» STATED PROBLEM: Present every line in which the string "Vergt" appears.

=== RECORDED INFORMATION ===

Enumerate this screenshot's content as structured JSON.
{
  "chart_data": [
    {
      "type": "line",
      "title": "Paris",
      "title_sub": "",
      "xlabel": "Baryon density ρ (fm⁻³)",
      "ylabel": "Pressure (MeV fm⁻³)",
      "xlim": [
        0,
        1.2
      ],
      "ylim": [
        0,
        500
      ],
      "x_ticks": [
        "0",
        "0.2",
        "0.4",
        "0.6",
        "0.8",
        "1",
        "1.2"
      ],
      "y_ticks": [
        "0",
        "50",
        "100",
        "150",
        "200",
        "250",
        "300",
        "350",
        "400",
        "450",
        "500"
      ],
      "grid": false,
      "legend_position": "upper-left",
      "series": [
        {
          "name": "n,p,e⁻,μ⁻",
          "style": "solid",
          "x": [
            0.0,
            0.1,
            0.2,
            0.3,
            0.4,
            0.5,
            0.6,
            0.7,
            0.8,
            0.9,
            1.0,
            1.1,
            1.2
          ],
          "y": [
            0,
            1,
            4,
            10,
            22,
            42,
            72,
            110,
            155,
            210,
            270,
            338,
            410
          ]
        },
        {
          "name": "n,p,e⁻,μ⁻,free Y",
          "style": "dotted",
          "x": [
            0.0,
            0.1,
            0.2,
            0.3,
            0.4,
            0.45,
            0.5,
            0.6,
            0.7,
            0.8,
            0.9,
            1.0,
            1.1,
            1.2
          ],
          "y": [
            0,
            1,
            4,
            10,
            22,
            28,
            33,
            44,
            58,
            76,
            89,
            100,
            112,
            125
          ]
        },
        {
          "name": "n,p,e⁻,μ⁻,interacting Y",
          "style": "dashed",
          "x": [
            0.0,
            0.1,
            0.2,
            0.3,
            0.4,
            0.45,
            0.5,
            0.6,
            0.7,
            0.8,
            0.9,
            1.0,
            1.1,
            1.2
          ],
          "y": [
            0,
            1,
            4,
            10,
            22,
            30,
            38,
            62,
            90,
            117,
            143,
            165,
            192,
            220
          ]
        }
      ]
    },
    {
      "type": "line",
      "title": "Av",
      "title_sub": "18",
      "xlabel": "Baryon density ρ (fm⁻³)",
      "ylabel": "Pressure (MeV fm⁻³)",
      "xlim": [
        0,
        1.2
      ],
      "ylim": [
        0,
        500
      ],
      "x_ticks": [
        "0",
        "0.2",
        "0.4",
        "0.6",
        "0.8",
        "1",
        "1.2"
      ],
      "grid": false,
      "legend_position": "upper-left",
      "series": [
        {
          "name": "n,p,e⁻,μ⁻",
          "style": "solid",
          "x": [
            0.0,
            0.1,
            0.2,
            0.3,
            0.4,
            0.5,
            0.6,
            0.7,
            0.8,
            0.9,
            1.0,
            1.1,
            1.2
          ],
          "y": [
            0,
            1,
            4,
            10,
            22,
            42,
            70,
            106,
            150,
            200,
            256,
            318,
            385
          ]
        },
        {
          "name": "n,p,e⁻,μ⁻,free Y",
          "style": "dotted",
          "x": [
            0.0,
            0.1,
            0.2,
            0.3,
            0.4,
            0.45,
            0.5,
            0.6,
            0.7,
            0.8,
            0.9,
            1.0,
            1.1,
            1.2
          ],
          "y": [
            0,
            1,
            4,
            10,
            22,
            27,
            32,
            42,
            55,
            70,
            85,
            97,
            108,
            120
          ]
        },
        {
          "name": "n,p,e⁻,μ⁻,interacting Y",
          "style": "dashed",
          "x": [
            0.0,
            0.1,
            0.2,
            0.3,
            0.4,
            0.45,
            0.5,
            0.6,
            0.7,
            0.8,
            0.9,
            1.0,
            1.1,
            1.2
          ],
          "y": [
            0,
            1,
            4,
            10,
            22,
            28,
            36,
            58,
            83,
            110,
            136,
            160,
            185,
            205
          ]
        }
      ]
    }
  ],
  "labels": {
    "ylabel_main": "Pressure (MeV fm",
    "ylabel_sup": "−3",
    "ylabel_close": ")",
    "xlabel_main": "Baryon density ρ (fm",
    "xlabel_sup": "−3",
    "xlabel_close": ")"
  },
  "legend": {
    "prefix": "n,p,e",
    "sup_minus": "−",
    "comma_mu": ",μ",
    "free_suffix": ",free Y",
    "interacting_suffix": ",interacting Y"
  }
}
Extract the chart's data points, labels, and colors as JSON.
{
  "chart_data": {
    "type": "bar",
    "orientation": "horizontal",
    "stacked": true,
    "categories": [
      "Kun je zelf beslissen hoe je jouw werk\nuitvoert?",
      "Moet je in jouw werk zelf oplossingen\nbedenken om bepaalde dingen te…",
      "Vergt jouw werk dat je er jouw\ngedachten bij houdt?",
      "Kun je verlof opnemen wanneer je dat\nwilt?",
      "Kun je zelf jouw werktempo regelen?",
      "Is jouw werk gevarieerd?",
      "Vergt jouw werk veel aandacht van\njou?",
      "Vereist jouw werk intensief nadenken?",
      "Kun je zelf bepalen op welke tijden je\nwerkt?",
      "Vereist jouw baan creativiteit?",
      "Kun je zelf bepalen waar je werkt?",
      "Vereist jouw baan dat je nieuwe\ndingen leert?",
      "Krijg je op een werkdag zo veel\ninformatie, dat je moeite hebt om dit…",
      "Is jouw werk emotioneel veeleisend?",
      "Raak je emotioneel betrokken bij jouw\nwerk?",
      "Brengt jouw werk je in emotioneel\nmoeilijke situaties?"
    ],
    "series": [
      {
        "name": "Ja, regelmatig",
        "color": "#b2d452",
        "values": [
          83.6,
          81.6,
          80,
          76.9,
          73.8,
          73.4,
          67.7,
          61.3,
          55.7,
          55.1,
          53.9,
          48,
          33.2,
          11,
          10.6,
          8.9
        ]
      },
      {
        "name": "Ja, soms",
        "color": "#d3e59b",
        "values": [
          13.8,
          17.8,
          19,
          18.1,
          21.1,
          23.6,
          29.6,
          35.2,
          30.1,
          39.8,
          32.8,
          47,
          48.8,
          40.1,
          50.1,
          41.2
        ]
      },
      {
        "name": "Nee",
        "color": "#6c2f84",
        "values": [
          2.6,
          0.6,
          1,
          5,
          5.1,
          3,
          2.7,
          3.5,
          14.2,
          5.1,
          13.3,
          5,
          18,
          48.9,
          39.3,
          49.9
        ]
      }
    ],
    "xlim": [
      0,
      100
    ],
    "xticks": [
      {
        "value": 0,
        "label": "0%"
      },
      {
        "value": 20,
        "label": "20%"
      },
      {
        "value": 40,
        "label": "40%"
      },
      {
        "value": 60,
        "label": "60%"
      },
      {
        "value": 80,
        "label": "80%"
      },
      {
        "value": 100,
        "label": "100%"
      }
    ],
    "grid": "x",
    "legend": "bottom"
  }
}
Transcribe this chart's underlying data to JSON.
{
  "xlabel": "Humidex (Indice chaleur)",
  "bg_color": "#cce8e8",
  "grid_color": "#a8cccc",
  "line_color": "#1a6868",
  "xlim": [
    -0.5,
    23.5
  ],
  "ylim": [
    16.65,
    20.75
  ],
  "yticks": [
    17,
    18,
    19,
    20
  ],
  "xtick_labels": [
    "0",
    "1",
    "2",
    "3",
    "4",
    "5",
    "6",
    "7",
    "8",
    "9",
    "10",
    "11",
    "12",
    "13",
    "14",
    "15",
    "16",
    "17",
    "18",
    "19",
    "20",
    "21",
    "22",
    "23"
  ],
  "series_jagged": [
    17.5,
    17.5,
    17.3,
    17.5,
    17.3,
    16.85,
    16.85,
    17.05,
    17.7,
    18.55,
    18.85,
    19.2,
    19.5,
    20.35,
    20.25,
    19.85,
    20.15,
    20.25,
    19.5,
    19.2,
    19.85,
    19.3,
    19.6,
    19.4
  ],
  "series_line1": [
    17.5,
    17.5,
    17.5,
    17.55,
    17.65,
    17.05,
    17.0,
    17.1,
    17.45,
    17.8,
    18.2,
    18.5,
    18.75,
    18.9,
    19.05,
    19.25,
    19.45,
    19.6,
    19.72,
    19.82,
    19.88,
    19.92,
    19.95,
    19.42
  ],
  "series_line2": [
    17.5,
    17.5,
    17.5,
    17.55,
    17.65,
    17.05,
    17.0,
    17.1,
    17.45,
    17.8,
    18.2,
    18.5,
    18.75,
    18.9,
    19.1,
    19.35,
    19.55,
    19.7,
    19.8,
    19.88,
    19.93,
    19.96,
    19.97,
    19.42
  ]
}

===

» ANSWER TO THIS PROBLEM:
      "Vergt jouw werk dat je er jouw\ngedachten bij houdt?",
      "Vergt jouw werk veel aandacht van\njou?",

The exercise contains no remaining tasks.